(Stored entries)
++++++++

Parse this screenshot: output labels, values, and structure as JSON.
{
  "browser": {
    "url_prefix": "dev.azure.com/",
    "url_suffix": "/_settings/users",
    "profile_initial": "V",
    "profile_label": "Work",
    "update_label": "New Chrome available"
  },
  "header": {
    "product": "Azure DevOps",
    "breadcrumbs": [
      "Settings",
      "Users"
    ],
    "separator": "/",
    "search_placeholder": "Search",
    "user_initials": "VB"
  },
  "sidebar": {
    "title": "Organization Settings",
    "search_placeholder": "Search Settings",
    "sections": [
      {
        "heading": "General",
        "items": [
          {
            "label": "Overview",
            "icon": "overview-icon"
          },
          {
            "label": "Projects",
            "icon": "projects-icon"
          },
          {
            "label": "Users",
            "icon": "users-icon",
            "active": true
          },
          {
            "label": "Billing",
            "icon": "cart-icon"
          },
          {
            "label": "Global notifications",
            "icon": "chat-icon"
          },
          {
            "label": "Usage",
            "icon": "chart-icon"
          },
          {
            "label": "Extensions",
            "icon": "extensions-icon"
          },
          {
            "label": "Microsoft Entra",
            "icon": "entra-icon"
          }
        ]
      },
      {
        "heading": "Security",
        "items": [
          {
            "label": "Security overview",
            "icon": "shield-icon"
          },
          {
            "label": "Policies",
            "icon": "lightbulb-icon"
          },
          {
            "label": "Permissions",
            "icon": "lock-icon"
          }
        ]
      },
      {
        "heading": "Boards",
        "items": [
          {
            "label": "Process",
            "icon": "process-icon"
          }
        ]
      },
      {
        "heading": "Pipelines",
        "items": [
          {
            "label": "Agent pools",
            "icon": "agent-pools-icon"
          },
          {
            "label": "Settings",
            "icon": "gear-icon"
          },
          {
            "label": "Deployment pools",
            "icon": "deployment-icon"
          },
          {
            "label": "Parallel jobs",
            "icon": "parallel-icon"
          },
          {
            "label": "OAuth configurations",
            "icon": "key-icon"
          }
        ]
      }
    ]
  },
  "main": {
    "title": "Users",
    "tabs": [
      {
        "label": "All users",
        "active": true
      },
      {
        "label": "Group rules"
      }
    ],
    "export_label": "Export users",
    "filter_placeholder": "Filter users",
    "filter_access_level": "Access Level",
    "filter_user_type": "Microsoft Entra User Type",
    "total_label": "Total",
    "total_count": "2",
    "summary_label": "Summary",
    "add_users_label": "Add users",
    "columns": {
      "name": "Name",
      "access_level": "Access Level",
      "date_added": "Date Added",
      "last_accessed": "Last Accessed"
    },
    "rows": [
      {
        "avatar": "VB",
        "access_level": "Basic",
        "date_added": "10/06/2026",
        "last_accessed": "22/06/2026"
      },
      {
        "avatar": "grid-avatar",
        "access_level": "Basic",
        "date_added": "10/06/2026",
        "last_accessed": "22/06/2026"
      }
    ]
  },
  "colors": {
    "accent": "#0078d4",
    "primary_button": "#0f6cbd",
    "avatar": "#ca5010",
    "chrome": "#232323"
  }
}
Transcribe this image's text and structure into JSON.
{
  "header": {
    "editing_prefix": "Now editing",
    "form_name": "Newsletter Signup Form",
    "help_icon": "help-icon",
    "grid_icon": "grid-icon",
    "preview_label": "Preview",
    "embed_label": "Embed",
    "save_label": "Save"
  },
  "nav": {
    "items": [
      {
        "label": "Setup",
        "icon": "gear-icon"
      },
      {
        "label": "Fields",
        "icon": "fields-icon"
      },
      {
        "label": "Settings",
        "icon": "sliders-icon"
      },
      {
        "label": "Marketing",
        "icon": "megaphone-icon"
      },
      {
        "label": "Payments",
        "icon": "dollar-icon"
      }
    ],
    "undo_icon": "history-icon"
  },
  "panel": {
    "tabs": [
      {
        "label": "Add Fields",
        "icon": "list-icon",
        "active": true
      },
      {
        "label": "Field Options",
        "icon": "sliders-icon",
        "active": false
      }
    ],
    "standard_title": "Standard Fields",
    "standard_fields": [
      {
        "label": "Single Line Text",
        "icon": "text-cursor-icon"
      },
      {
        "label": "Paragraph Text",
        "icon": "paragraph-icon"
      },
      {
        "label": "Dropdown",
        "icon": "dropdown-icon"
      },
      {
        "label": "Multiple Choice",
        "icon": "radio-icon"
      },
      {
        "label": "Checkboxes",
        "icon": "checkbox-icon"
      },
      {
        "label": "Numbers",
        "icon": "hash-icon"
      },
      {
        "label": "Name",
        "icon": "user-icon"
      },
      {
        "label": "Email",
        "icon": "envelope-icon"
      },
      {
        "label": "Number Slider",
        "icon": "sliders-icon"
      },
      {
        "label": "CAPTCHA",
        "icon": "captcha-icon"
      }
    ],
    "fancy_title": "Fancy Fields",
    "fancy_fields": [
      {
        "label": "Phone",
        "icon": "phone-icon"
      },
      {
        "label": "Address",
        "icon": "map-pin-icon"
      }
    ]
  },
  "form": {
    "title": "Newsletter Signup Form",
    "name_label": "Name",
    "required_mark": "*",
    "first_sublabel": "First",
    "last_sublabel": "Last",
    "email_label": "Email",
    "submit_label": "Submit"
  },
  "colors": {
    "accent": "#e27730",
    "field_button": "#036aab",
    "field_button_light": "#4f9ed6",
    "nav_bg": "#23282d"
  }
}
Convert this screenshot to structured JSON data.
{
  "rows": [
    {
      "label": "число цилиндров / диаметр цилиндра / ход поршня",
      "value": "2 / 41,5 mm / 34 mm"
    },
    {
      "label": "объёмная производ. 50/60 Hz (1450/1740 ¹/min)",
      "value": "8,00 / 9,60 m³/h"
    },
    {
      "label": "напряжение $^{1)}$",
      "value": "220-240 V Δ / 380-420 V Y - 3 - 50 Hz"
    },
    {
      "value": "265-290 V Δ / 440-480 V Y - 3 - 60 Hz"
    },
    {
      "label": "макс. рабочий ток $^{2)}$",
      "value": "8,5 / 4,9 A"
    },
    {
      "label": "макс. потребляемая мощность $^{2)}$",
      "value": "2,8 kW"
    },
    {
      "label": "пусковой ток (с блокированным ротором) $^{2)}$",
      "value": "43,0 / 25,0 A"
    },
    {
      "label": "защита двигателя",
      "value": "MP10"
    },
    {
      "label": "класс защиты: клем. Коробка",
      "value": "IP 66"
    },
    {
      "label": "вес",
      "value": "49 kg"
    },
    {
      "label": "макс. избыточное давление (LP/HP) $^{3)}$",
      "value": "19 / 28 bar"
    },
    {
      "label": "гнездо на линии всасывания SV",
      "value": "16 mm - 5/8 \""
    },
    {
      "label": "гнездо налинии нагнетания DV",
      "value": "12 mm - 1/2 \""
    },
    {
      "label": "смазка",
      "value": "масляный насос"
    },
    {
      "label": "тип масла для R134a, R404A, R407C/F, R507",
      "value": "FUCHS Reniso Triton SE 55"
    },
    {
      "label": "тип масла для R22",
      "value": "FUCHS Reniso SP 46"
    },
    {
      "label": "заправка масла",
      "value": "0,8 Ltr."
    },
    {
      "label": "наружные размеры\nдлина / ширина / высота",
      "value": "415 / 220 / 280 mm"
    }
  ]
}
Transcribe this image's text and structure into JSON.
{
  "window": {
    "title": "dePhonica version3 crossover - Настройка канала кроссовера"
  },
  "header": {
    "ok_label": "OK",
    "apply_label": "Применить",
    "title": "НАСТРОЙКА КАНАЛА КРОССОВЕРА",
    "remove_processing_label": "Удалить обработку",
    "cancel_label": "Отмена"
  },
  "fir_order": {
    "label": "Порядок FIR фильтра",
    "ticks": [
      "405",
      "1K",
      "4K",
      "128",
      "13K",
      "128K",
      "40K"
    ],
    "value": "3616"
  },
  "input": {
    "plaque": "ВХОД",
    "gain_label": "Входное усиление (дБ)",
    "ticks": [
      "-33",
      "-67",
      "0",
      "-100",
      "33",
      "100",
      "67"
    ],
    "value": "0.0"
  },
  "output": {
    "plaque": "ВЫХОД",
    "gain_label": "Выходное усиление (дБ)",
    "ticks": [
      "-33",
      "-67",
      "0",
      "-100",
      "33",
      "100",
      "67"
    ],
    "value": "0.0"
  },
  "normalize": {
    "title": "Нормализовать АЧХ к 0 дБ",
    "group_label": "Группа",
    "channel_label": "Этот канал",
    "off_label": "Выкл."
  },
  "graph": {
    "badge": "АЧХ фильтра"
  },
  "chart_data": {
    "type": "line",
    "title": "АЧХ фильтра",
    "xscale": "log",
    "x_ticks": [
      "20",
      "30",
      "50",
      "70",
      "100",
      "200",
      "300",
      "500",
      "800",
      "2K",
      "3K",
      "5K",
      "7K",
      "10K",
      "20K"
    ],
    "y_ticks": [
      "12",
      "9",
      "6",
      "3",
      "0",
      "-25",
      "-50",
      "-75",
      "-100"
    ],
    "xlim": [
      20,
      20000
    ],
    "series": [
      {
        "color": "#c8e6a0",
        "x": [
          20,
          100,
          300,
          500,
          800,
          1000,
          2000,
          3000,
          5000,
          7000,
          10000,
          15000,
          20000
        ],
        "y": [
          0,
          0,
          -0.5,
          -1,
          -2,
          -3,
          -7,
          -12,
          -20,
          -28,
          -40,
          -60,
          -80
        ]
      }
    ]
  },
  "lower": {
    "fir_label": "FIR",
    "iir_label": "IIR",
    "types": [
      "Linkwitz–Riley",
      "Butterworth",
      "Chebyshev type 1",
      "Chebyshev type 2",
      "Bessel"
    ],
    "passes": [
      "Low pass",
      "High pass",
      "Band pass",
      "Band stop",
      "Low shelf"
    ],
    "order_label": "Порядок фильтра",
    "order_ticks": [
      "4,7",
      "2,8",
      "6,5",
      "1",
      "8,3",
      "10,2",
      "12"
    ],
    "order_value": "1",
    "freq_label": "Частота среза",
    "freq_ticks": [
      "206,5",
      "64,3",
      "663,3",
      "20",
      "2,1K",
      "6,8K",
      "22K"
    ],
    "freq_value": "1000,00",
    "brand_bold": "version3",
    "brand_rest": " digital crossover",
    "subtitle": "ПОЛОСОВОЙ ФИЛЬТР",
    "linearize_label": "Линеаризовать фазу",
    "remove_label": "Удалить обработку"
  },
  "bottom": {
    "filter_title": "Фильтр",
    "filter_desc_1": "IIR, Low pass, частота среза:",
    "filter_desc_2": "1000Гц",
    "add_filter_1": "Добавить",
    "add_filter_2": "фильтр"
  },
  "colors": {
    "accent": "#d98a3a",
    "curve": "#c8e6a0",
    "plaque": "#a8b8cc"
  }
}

++++++++

*AIM:* Please list every line of the records that contains "Newsletter".

*RESPONSE TO THIS TASK:*
    "form_name": "Newsletter Signup Form",
    "title": "Newsletter Signup Form",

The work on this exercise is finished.